### Task details
Write out the rows word for word, from the very first one through the line that contains "section-header-label: デスガイドの解説 bbox=[211, 106, 364, 129]", including that line.

(Listings of box coordinates)

>>>>

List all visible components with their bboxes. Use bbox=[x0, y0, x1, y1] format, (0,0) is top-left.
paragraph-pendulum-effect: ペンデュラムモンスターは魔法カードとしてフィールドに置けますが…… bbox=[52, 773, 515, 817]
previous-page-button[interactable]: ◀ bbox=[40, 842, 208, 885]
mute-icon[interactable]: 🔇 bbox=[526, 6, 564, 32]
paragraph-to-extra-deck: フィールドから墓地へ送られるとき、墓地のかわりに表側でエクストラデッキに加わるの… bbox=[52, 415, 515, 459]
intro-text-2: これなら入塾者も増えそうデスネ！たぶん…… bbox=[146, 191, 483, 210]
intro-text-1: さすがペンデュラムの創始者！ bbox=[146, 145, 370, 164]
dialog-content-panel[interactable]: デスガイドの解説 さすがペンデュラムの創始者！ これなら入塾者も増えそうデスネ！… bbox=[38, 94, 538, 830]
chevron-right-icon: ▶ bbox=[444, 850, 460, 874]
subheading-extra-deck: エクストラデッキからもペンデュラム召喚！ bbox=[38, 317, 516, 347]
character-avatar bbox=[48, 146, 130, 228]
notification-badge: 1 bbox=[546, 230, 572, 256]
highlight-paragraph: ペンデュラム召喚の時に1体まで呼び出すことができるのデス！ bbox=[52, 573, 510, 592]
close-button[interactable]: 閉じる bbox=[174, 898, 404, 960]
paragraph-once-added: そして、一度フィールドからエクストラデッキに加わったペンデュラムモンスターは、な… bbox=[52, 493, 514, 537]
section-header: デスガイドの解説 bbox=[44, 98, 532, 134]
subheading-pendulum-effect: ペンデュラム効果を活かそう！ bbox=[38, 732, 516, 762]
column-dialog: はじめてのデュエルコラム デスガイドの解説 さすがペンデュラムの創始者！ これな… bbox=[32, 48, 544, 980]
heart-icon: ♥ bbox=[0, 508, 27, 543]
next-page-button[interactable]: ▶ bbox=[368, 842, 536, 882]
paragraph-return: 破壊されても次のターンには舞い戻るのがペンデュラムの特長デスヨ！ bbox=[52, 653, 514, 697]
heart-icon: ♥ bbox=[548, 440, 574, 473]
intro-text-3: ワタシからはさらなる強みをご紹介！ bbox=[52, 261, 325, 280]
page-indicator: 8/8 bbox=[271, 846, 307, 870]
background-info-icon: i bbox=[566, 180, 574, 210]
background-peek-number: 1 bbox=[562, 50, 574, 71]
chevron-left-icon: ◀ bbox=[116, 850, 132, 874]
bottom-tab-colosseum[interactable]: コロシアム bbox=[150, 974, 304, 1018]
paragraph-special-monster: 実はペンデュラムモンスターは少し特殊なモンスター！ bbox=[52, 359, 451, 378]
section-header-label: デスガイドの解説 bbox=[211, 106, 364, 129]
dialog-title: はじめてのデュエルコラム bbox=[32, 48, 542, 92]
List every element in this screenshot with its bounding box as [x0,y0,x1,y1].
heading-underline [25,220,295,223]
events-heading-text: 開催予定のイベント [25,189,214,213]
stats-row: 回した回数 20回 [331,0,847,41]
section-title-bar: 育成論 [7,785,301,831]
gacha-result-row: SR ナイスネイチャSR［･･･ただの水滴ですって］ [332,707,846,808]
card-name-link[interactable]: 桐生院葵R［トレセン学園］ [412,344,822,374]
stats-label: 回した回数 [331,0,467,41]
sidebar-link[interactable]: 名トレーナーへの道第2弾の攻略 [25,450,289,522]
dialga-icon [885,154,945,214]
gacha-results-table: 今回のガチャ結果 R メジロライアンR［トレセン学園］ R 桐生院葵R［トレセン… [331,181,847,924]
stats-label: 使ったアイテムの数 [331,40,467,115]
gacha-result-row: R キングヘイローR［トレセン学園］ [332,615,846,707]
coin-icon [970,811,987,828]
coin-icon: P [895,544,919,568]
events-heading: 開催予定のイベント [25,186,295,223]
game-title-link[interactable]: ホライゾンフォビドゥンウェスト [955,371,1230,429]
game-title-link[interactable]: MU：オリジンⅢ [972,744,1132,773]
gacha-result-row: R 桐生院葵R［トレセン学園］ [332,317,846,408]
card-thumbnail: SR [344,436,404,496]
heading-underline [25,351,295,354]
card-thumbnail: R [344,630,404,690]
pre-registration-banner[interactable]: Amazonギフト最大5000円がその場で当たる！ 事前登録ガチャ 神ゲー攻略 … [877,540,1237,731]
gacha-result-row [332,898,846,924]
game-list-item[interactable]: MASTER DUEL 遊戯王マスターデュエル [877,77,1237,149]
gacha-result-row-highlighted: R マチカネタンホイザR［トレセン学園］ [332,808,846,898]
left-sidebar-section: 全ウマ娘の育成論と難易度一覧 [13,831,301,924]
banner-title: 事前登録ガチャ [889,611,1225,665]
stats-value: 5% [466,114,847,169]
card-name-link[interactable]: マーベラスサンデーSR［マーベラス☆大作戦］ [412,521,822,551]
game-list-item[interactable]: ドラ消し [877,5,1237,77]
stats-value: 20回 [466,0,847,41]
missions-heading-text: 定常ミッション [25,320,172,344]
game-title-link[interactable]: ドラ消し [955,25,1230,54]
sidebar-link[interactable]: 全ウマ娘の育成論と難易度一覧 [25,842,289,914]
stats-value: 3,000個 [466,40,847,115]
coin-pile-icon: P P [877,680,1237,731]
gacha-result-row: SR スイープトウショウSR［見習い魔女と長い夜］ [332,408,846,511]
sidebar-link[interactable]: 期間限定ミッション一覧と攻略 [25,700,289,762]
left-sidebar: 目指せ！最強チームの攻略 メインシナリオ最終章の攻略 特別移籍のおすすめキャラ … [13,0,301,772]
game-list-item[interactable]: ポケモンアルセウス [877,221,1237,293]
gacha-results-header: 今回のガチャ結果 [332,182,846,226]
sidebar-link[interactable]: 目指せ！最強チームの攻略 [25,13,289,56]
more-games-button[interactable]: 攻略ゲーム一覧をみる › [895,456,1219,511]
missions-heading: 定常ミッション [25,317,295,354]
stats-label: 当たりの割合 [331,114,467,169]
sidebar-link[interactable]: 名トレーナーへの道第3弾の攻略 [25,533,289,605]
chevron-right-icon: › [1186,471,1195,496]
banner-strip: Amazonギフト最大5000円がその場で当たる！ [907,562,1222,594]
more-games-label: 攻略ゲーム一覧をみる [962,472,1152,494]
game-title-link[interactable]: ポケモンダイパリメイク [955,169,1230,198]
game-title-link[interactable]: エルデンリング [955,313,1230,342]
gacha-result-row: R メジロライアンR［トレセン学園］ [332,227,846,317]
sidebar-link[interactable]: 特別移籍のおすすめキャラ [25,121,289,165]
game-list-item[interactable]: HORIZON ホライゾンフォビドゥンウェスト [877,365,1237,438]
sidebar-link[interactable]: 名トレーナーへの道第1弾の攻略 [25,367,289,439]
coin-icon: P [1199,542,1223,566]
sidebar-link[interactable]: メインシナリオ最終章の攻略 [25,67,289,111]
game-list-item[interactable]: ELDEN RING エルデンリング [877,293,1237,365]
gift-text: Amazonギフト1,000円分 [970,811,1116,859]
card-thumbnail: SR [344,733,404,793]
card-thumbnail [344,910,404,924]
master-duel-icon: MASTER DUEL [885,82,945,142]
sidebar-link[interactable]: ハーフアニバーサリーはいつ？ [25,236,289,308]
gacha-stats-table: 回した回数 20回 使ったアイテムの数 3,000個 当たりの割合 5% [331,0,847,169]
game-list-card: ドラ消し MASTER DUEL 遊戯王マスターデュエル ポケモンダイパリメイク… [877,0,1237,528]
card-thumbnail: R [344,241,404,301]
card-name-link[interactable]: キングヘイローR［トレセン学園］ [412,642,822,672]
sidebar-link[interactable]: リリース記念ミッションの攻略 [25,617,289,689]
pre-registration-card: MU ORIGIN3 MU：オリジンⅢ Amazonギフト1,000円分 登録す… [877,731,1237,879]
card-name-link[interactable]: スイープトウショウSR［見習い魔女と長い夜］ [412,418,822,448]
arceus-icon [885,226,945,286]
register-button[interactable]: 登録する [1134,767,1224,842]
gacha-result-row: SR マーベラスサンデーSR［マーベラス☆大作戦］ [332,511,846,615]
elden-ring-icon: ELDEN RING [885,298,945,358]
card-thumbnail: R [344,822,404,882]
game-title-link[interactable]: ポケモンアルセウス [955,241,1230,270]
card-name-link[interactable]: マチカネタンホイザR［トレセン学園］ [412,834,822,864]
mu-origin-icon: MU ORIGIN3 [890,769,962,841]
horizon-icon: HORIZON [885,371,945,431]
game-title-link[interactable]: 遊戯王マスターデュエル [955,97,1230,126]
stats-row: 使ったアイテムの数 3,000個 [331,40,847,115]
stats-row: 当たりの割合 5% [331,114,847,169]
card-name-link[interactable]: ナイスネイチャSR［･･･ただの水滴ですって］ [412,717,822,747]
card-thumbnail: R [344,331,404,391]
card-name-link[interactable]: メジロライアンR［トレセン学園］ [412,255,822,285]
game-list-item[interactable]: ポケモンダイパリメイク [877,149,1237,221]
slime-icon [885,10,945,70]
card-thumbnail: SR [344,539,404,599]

<<<<

### The solution
List all visible components with their bboxes. Use bbox=[x0, y0, x1, y1] format, (0,0) is top-left.
paragraph-pendulum-effect: ペンデュラムモンスターは魔法カードとしてフィールドに置けますが…… bbox=[52, 773, 515, 817]
previous-page-button[interactable]: ◀ bbox=[40, 842, 208, 885]
mute-icon[interactable]: 🔇 bbox=[526, 6, 564, 32]
paragraph-to-extra-deck: フィールドから墓地へ送られるとき、墓地のかわりに表側でエクストラデッキに加わるの… bbox=[52, 415, 515, 459]
intro-text-2: これなら入塾者も増えそうデスネ！たぶん…… bbox=[146, 191, 483, 210]
intro-text-1: さすがペンデュラムの創始者！ bbox=[146, 145, 370, 164]
dialog-content-panel[interactable]: デスガイドの解説 さすがペンデュラムの創始者！ これなら入塾者も増えそうデスネ！… bbox=[38, 94, 538, 830]
chevron-right-icon: ▶ bbox=[444, 850, 460, 874]
subheading-extra-deck: エクストラデッキからもペンデュラム召喚！ bbox=[38, 317, 516, 347]
character-avatar bbox=[48, 146, 130, 228]
notification-badge: 1 bbox=[546, 230, 572, 256]
highlight-paragraph: ペンデュラム召喚の時に1体まで呼び出すことができるのデス！ bbox=[52, 573, 510, 592]
close-button[interactable]: 閉じる bbox=[174, 898, 404, 960]
paragraph-once-added: そして、一度フィールドからエクストラデッキに加わったペンデュラムモンスターは、な… bbox=[52, 493, 514, 537]
section-header: デスガイドの解説 bbox=[44, 98, 532, 134]
subheading-pendulum-effect: ペンデュラム効果を活かそう！ bbox=[38, 732, 516, 762]
column-dialog: はじめてのデュエルコラム デスガイドの解説 さすがペンデュラムの創始者！ これな… bbox=[32, 48, 544, 980]
heart-icon: ♥ bbox=[0, 508, 27, 543]
next-page-button[interactable]: ▶ bbox=[368, 842, 536, 882]
paragraph-return: 破壊されても次のターンには舞い戻るのがペンデュラムの特長デスヨ！ bbox=[52, 653, 514, 697]
heart-icon: ♥ bbox=[548, 440, 574, 473]
intro-text-3: ワタシからはさらなる強みをご紹介！ bbox=[52, 261, 325, 280]
page-indicator: 8/8 bbox=[271, 846, 307, 870]
background-info-icon: i bbox=[566, 180, 574, 210]
background-peek-number: 1 bbox=[562, 50, 574, 71]
chevron-left-icon: ◀ bbox=[116, 850, 132, 874]
bottom-tab-colosseum[interactable]: コロシアム bbox=[150, 974, 304, 1018]
paragraph-special-monster: 実はペンデュラムモンスターは少し特殊なモンスター！ bbox=[52, 359, 451, 378]
section-header-label: デスガイドの解説 bbox=[211, 106, 364, 129]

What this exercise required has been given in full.